_Provided records:_
= = =

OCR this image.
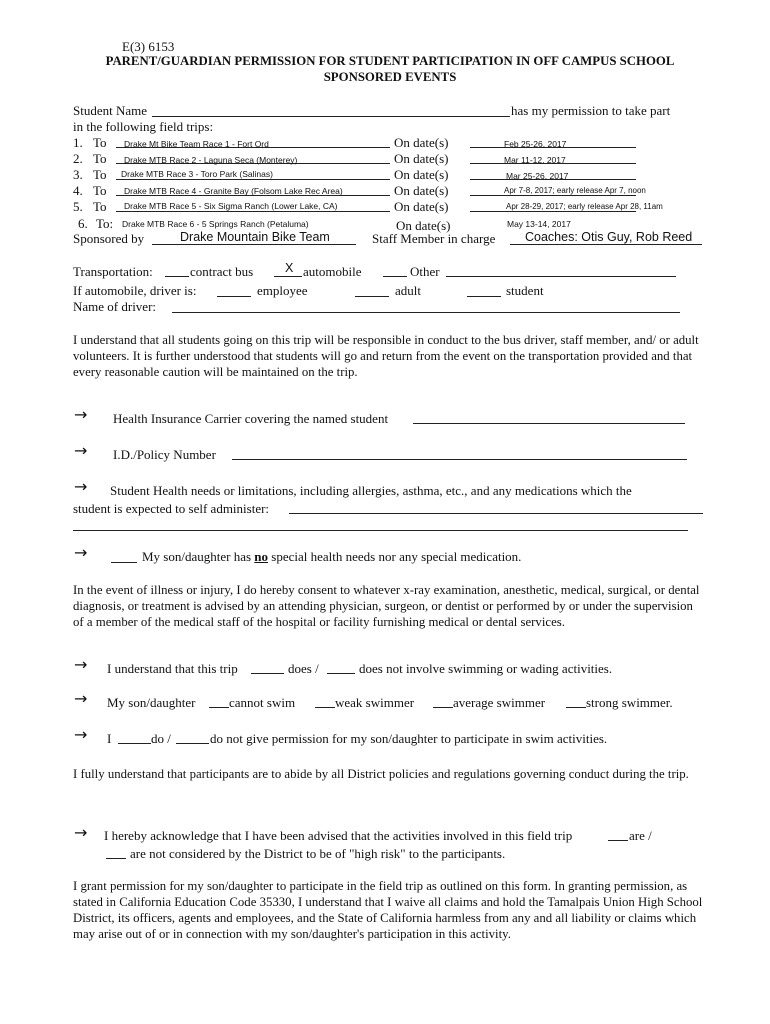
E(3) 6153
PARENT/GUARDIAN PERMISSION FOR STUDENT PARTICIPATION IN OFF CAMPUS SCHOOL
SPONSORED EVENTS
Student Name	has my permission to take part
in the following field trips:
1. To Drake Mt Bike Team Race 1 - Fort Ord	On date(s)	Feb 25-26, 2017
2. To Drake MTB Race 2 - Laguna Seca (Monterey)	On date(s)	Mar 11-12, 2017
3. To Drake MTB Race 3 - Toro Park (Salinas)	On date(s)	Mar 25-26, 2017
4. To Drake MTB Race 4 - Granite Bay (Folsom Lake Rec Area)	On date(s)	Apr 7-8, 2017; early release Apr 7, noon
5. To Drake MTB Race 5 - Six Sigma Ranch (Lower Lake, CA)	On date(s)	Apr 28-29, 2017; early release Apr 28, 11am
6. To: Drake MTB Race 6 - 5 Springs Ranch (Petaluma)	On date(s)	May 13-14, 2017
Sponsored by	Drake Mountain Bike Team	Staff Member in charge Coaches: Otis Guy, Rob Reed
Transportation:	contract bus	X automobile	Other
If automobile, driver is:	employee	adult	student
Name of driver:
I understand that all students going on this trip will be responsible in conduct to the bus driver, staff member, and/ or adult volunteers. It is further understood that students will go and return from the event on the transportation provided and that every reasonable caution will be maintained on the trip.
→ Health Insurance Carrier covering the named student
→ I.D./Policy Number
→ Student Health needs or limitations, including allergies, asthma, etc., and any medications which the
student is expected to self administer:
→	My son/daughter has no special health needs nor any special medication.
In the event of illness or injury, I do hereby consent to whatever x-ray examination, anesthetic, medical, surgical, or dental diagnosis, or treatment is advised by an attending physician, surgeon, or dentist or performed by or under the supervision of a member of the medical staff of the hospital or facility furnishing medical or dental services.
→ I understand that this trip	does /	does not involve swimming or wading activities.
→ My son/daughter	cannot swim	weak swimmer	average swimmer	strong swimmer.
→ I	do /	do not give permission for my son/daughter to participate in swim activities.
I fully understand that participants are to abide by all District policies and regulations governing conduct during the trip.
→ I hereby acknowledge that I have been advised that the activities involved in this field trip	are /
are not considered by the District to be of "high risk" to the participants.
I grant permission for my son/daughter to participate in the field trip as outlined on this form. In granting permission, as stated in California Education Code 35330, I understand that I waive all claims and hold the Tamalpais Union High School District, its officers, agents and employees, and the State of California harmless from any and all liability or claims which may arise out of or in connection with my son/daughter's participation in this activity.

= = =

Omit the pictures. Output every record above word for word.

OCR this image.
E(3) 6153
PARENT/GUARDIAN PERMISSION FOR STUDENT PARTICIPATION IN OFF CAMPUS SCHOOL
SPONSORED EVENTS
Student Name	has my permission to take part
in the following field trips:
1. To Drake Mt Bike Team Race 1 - Fort Ord	On date(s)	Feb 25-26, 2017
2. To Drake MTB Race 2 - Laguna Seca (Monterey)	On date(s)	Mar 11-12, 2017
3. To Drake MTB Race 3 - Toro Park (Salinas)	On date(s)	Mar 25-26, 2017
4. To Drake MTB Race 4 - Granite Bay (Folsom Lake Rec Area)	On date(s)	Apr 7-8, 2017; early release Apr 7, noon
5. To Drake MTB Race 5 - Six Sigma Ranch (Lower Lake, CA)	On date(s)	Apr 28-29, 2017; early release Apr 28, 11am
6. To: Drake MTB Race 6 - 5 Springs Ranch (Petaluma)	On date(s)	May 13-14, 2017
Sponsored by	Drake Mountain Bike Team	Staff Member in charge Coaches: Otis Guy, Rob Reed
Transportation:	contract bus	X automobile	Other
If automobile, driver is:	employee	adult	student
Name of driver:
I understand that all students going on this trip will be responsible in conduct to the bus driver, staff member, and/ or adult volunteers. It is further understood that students will go and return from the event on the transportation provided and that every reasonable caution will be maintained on the trip.
→ Health Insurance Carrier covering the named student
→ I.D./Policy Number
→ Student Health needs or limitations, including allergies, asthma, etc., and any medications which the
student is expected to self administer:
→	My son/daughter has no special health needs nor any special medication.
In the event of illness or injury, I do hereby consent to whatever x-ray examination, anesthetic, medical, surgical, or dental diagnosis, or treatment is advised by an attending physician, surgeon, or dentist or performed by or under the supervision of a member of the medical staff of the hospital or facility furnishing medical or dental services.
→ I understand that this trip	does /	does not involve swimming or wading activities.
→ My son/daughter	cannot swim	weak swimmer	average swimmer	strong swimmer.
→ I	do /	do not give permission for my son/daughter to participate in swim activities.
I fully understand that participants are to abide by all District policies and regulations governing conduct during the trip.
→ I hereby acknowledge that I have been advised that the activities involved in this field trip	are /
are not considered by the District to be of "high risk" to the participants.
I grant permission for my son/daughter to participate in the field trip as outlined on this form. In granting permission, as stated in California Education Code 35330, I understand that I waive all claims and hold the Tamalpais Union High School District, its officers, agents and employees, and the State of California harmless from any and all liability or claims which may arise out of or in connection with my son/daughter's participation in this activity.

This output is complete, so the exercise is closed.